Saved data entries
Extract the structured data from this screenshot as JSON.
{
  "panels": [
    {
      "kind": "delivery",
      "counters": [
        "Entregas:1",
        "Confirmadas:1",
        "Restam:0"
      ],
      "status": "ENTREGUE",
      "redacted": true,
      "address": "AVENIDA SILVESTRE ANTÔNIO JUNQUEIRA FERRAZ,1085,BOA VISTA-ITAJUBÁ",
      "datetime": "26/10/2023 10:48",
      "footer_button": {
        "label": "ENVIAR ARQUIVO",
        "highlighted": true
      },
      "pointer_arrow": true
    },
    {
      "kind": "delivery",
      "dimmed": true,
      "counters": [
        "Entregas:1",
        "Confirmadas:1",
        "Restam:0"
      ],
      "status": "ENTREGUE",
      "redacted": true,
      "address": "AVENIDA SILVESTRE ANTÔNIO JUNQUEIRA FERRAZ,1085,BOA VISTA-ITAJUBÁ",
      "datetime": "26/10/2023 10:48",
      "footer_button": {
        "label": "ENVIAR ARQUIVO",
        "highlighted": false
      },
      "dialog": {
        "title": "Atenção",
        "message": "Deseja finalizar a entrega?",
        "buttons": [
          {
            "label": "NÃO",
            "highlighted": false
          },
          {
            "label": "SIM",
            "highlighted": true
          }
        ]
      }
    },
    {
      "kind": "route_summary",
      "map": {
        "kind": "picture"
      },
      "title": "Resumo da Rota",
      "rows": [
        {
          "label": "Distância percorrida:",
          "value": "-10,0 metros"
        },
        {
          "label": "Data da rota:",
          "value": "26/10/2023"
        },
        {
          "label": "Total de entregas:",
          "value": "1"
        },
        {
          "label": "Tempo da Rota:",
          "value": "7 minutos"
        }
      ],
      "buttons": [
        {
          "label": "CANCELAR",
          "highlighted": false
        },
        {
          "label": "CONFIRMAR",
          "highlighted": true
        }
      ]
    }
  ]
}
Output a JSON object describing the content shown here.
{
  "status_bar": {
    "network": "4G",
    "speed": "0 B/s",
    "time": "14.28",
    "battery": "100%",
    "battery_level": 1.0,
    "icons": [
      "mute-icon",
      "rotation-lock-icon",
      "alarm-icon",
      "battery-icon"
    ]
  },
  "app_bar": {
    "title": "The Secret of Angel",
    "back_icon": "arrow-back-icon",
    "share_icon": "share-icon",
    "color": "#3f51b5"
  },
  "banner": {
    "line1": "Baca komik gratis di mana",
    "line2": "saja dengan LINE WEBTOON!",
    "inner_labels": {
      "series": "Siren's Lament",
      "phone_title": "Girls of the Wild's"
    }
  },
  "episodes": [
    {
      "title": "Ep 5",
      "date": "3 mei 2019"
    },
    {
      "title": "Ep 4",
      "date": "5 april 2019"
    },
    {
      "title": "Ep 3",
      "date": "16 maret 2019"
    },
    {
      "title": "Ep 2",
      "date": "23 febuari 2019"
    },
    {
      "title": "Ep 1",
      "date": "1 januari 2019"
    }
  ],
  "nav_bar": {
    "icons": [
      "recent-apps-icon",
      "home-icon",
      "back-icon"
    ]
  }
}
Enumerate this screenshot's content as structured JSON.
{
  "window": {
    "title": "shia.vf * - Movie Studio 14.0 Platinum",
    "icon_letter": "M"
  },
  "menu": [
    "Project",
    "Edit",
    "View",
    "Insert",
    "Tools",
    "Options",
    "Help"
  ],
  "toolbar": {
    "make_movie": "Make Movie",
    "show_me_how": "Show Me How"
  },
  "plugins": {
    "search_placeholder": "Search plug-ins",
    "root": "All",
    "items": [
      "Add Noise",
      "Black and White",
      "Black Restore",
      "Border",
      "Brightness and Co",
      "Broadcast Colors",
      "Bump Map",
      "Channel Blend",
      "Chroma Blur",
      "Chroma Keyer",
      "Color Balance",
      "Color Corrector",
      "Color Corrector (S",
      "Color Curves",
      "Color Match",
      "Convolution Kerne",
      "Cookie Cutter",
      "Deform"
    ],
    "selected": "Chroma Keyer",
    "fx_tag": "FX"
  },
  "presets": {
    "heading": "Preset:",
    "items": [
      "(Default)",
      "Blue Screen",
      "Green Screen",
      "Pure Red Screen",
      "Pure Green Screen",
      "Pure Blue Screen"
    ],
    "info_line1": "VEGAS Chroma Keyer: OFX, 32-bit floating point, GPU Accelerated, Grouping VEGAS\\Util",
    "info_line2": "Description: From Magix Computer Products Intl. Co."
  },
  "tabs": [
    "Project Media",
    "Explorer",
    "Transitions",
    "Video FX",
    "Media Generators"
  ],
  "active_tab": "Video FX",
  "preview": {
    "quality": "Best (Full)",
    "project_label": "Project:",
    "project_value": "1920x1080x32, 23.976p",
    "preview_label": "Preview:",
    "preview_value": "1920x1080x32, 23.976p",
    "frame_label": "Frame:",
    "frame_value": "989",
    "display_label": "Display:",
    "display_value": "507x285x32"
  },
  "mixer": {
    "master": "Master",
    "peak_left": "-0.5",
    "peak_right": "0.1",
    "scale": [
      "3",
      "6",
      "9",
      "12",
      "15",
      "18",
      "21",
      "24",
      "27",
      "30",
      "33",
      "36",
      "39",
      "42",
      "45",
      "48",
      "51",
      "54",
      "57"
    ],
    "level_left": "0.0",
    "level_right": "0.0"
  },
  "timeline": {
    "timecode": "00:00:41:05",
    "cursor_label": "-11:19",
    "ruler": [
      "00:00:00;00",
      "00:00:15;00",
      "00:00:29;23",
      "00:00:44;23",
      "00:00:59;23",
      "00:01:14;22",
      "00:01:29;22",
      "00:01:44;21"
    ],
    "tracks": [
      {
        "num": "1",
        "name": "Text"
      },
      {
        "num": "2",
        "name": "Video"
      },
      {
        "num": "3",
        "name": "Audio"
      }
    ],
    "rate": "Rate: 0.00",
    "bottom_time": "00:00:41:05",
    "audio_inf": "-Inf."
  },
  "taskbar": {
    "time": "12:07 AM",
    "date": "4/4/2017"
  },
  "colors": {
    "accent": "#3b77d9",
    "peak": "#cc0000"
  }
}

* Objective: Repeat the data above, word for word.

* In response:
Extract the structured data from this screenshot as JSON.
{
  "panels": [
    {
      "kind": "delivery",
      "counters": [
        "Entregas:1",
        "Confirmadas:1",
        "Restam:0"
      ],
      "status": "ENTREGUE",
      "redacted": true,
      "address": "AVENIDA SILVESTRE ANTÔNIO JUNQUEIRA FERRAZ,1085,BOA VISTA-ITAJUBÁ",
      "datetime": "26/10/2023 10:48",
      "footer_button": {
        "label": "ENVIAR ARQUIVO",
        "highlighted": true
      },
      "pointer_arrow": true
    },
    {
      "kind": "delivery",
      "dimmed": true,
      "counters": [
        "Entregas:1",
        "Confirmadas:1",
        "Restam:0"
      ],
      "status": "ENTREGUE",
      "redacted": true,
      "address": "AVENIDA SILVESTRE ANTÔNIO JUNQUEIRA FERRAZ,1085,BOA VISTA-ITAJUBÁ",
      "datetime": "26/10/2023 10:48",
      "footer_button": {
        "label": "ENVIAR ARQUIVO",
        "highlighted": false
      },
      "dialog": {
        "title": "Atenção",
        "message": "Deseja finalizar a entrega?",
        "buttons": [
          {
            "label": "NÃO",
            "highlighted": false
          },
          {
            "label": "SIM",
            "highlighted": true
          }
        ]
      }
    },
    {
      "kind": "route_summary",
      "map": {
        "kind": "picture"
      },
      "title": "Resumo da Rota",
      "rows": [
        {
          "label": "Distância percorrida:",
          "value": "-10,0 metros"
        },
        {
          "label": "Data da rota:",
          "value": "26/10/2023"
        },
        {
          "label": "Total de entregas:",
          "value": "1"
        },
        {
          "label": "Tempo da Rota:",
          "value": "7 minutos"
        }
      ],
      "buttons": [
        {
          "label": "CANCELAR",
          "highlighted": false
        },
        {
          "label": "CONFIRMAR",
          "highlighted": true
        }
      ]
    }
  ]
}
Output a JSON object describing the content shown here.
{
  "status_bar": {
    "network": "4G",
    "speed": "0 B/s",
    "time": "14.28",
    "battery": "100%",
    "battery_level": 1.0,
    "icons": [
      "mute-icon",
      "rotation-lock-icon",
      "alarm-icon",
      "battery-icon"
    ]
  },
  "app_bar": {
    "title": "The Secret of Angel",
    "back_icon": "arrow-back-icon",
    "share_icon": "share-icon",
    "color": "#3f51b5"
  },
  "banner": {
    "line1": "Baca komik gratis di mana",
    "line2": "saja dengan LINE WEBTOON!",
    "inner_labels": {
      "series": "Siren's Lament",
      "phone_title": "Girls of the Wild's"
    }
  },
  "episodes": [
    {
      "title": "Ep 5",
      "date": "3 mei 2019"
    },
    {
      "title": "Ep 4",
      "date": "5 april 2019"
    },
    {
      "title": "Ep 3",
      "date": "16 maret 2019"
    },
    {
      "title": "Ep 2",
      "date": "23 febuari 2019"
    },
    {
      "title": "Ep 1",
      "date": "1 januari 2019"
    }
  ],
  "nav_bar": {
    "icons": [
      "recent-apps-icon",
      "home-icon",
      "back-icon"
    ]
  }
}
Enumerate this screenshot's content as structured JSON.
{
  "window": {
    "title": "shia.vf * - Movie Studio 14.0 Platinum",
    "icon_letter": "M"
  },
  "menu": [
    "Project",
    "Edit",
    "View",
    "Insert",
    "Tools",
    "Options",
    "Help"
  ],
  "toolbar": {
    "make_movie": "Make Movie",
    "show_me_how": "Show Me How"
  },
  "plugins": {
    "search_placeholder": "Search plug-ins",
    "root": "All",
    "items": [
      "Add Noise",
      "Black and White",
      "Black Restore",
      "Border",
      "Brightness and Co",
      "Broadcast Colors",
      "Bump Map",
      "Channel Blend",
      "Chroma Blur",
      "Chroma Keyer",
      "Color Balance",
      "Color Corrector",
      "Color Corrector (S",
      "Color Curves",
      "Color Match",
      "Convolution Kerne",
      "Cookie Cutter",
      "Deform"
    ],
    "selected": "Chroma Keyer",
    "fx_tag": "FX"
  },
  "presets": {
    "heading": "Preset:",
    "items": [
      "(Default)",
      "Blue Screen",
      "Green Screen",
      "Pure Red Screen",
      "Pure Green Screen",
      "Pure Blue Screen"
    ],
    "info_line1": "VEGAS Chroma Keyer: OFX, 32-bit floating point, GPU Accelerated, Grouping VEGAS\\Util",
    "info_line2": "Description: From Magix Computer Products Intl. Co."
  },
  "tabs": [
    "Project Media",
    "Explorer",
    "Transitions",
    "Video FX",
    "Media Generators"
  ],
  "active_tab": "Video FX",
  "preview": {
    "quality": "Best (Full)",
    "project_label": "Project:",
    "project_value": "1920x1080x32, 23.976p",
    "preview_label": "Preview:",
    "preview_value": "1920x1080x32, 23.976p",
    "frame_label": "Frame:",
    "frame_value": "989",
    "display_label": "Display:",
    "display_value": "507x285x32"
  },
  "mixer": {
    "master": "Master",
    "peak_left": "-0.5",
    "peak_right": "0.1",
    "scale": [
      "3",
      "6",
      "9",
      "12",
      "15",
      "18",
      "21",
      "24",
      "27",
      "30",
      "33",
      "36",
      "39",
      "42",
      "45",
      "48",
      "51",
      "54",
      "57"
    ],
    "level_left": "0.0",
    "level_right": "0.0"
  },
  "timeline": {
    "timecode": "00:00:41:05",
    "cursor_label": "-11:19",
    "ruler": [
      "00:00:00;00",
      "00:00:15;00",
      "00:00:29;23",
      "00:00:44;23",
      "00:00:59;23",
      "00:01:14;22",
      "00:01:29;22",
      "00:01:44;21"
    ],
    "tracks": [
      {
        "num": "1",
        "name": "Text"
      },
      {
        "num": "2",
        "name": "Video"
      },
      {
        "num": "3",
        "name": "Audio"
      }
    ],
    "rate": "Rate: 0.00",
    "bottom_time": "00:00:41:05",
    "audio_inf": "-Inf."
  },
  "taskbar": {
    "time": "12:07 AM",
    "date": "4/4/2017"
  },
  "colors": {
    "accent": "#3b77d9",
    "peak": "#cc0000"
  }
}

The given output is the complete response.